[start DATA TO USE]

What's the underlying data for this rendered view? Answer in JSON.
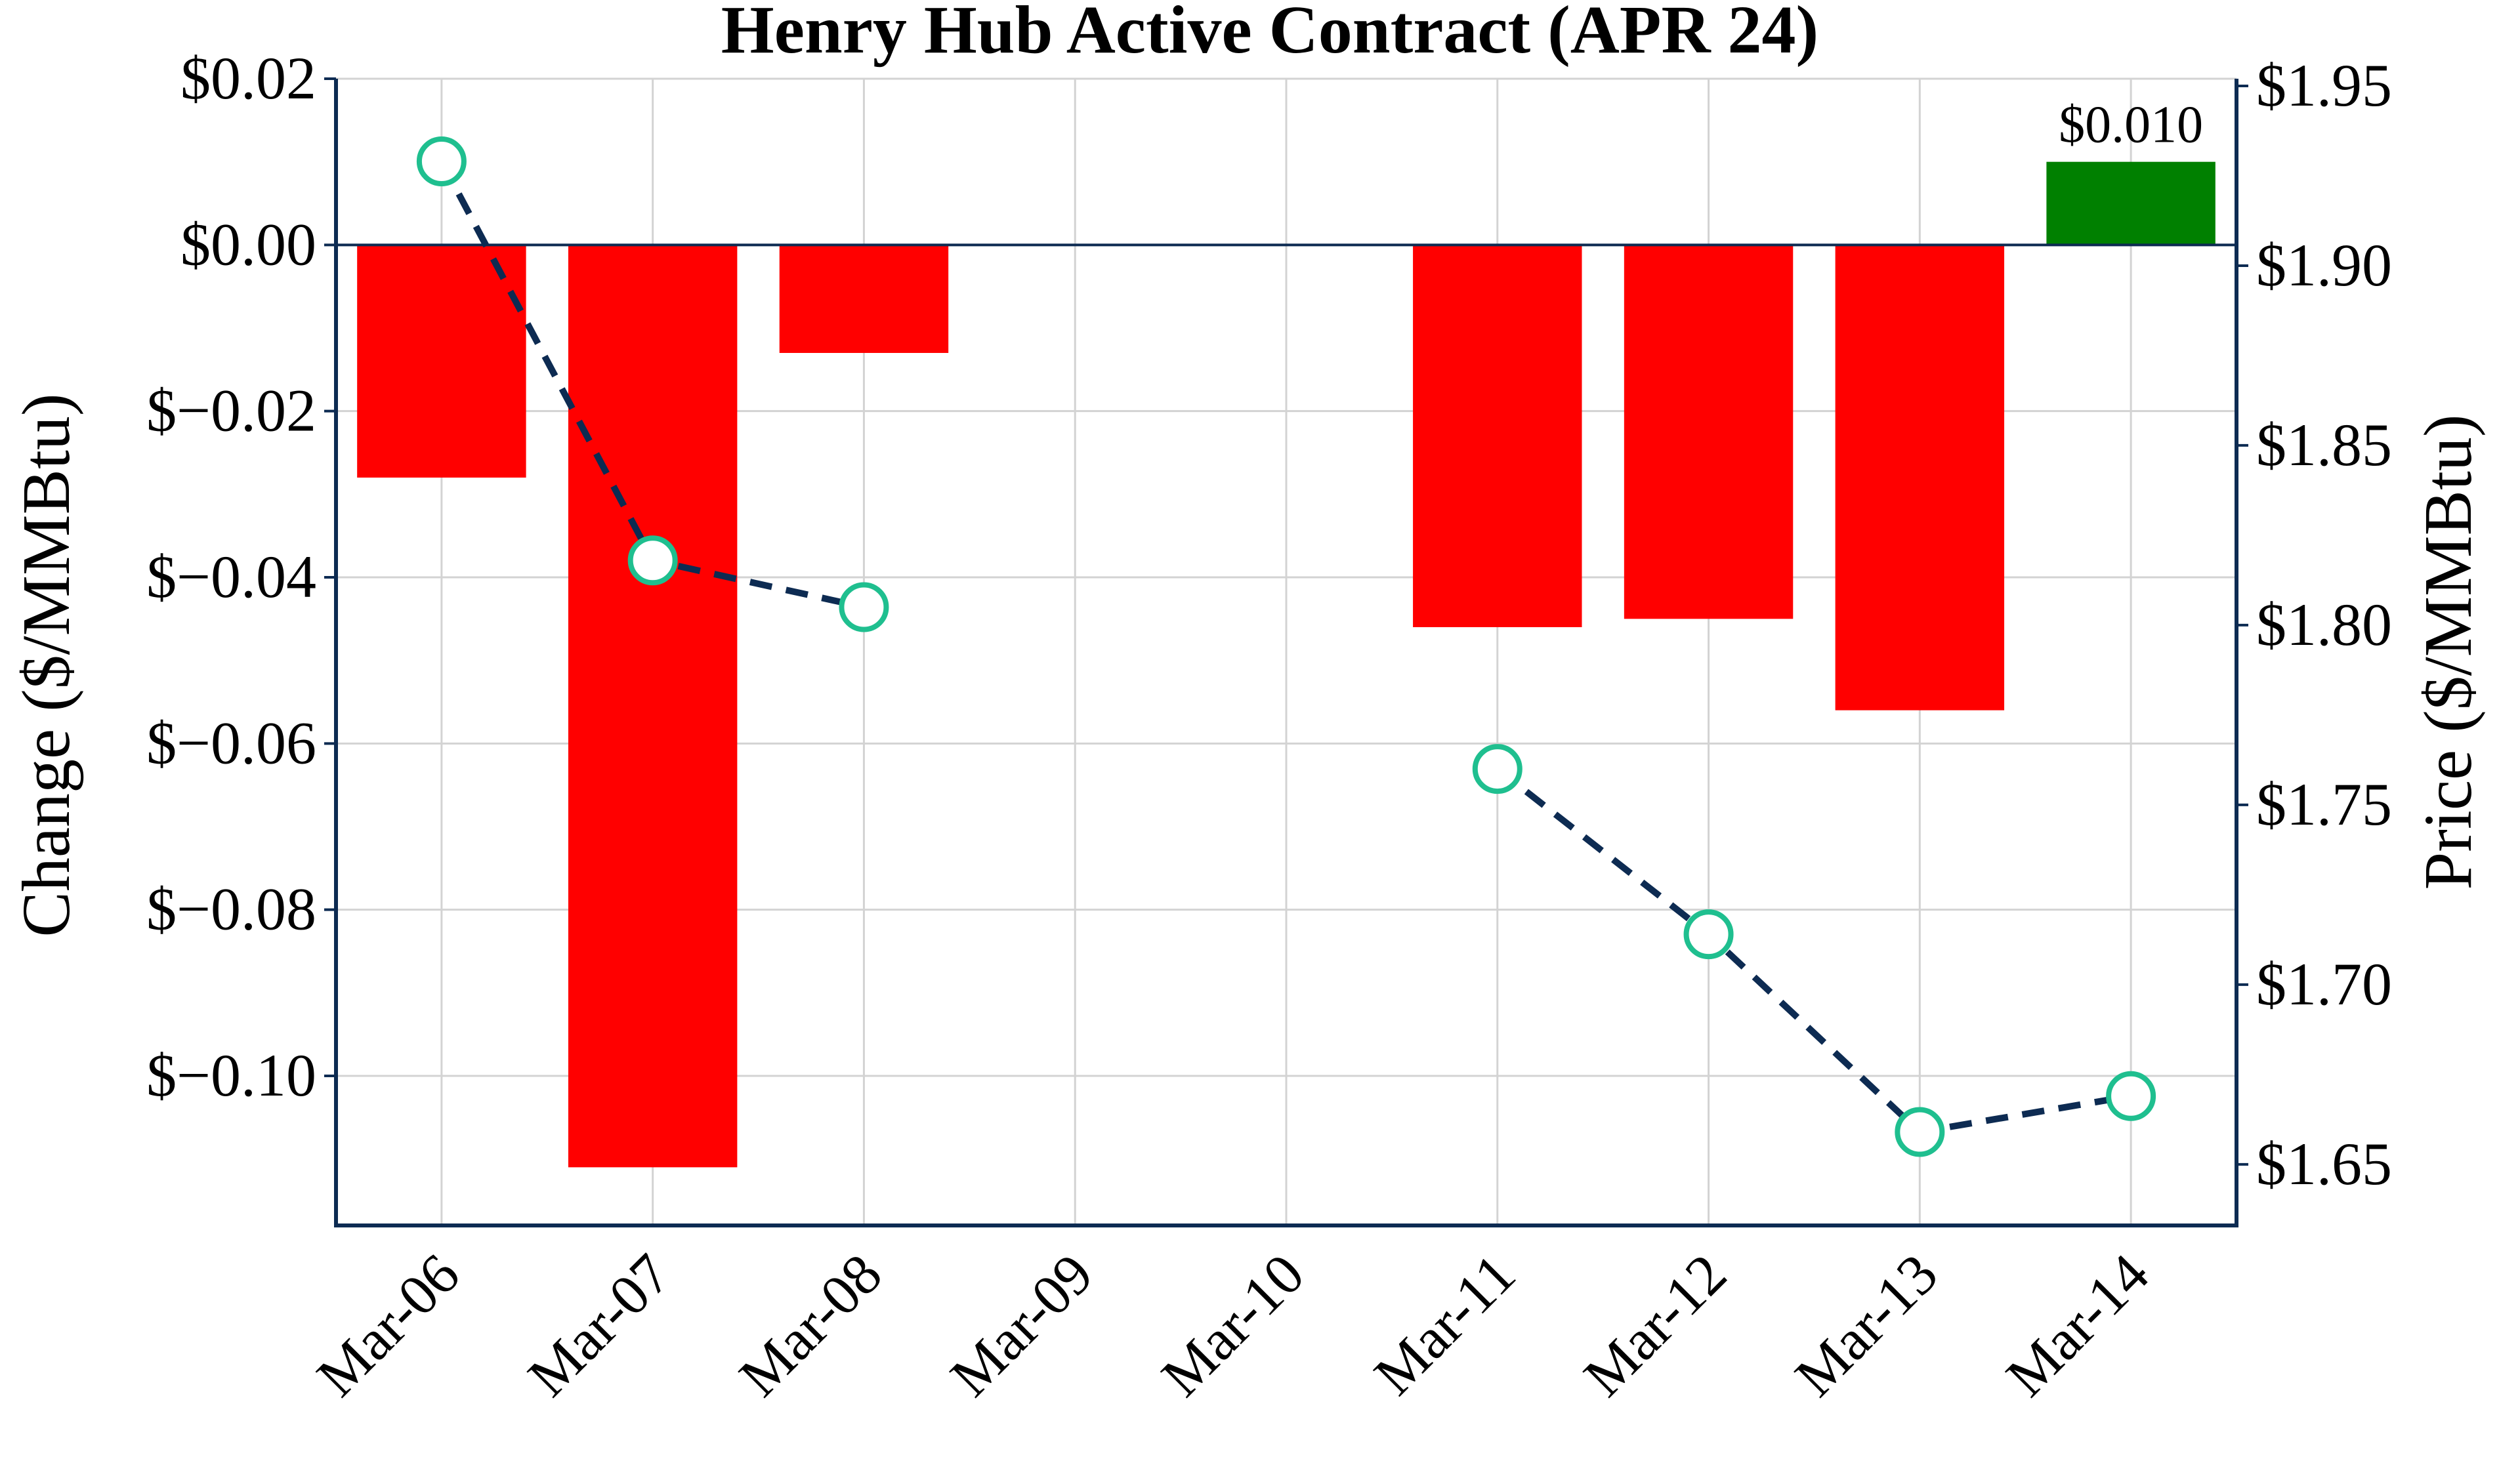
{
  "chart_data": {
    "type": "bar",
    "title": "Henry Hub Active Contract (APR 24)",
    "categories": [
      "Mar-06",
      "Mar-07",
      "Mar-08",
      "Mar-09",
      "Mar-10",
      "Mar-11",
      "Mar-12",
      "Mar-13",
      "Mar-14"
    ],
    "bar_series": {
      "name": "Change",
      "values": [
        -0.028,
        -0.111,
        -0.013,
        null,
        null,
        -0.046,
        -0.045,
        -0.056,
        0.01
      ],
      "colors": {
        "positive": "#008000",
        "negative": "#ff0000"
      }
    },
    "line_series": {
      "name": "Price",
      "values": [
        1.929,
        1.818,
        1.805,
        null,
        null,
        1.76,
        1.714,
        1.659,
        1.669
      ],
      "line_color": "#0d2b52",
      "marker_color": "#1fbf8f",
      "style": "dashed"
    },
    "annotations": [
      {
        "category": "Mar-14",
        "text": "$0.010"
      }
    ],
    "ylabel_left": "Change ($/MMBtu)",
    "ylabel_right": "Price ($/MMBtu)",
    "ylim_left": [
      -0.118,
      0.02
    ],
    "ylim_right": [
      1.633,
      1.952
    ],
    "yticks_left": [
      0.02,
      0.0,
      -0.02,
      -0.04,
      -0.06,
      -0.08,
      -0.1
    ],
    "yticks_left_labels": [
      "$0.02",
      "$0.00",
      "$−0.02",
      "$−0.04",
      "$−0.06",
      "$−0.08",
      "$−0.10"
    ],
    "yticks_right": [
      1.95,
      1.9,
      1.85,
      1.8,
      1.75,
      1.7,
      1.65
    ],
    "yticks_right_labels": [
      "$1.95",
      "$1.90",
      "$1.85",
      "$1.80",
      "$1.75",
      "$1.70",
      "$1.65"
    ],
    "grid": true,
    "axis_color": "#0d2b52"
  }
}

[end DATA TO USE]

:: WORK INSTRUCTIONS ::
Only the number is wanted: how many lines in the entries above contain the word "MMBtu"?

:: FINAL RESULT ::
2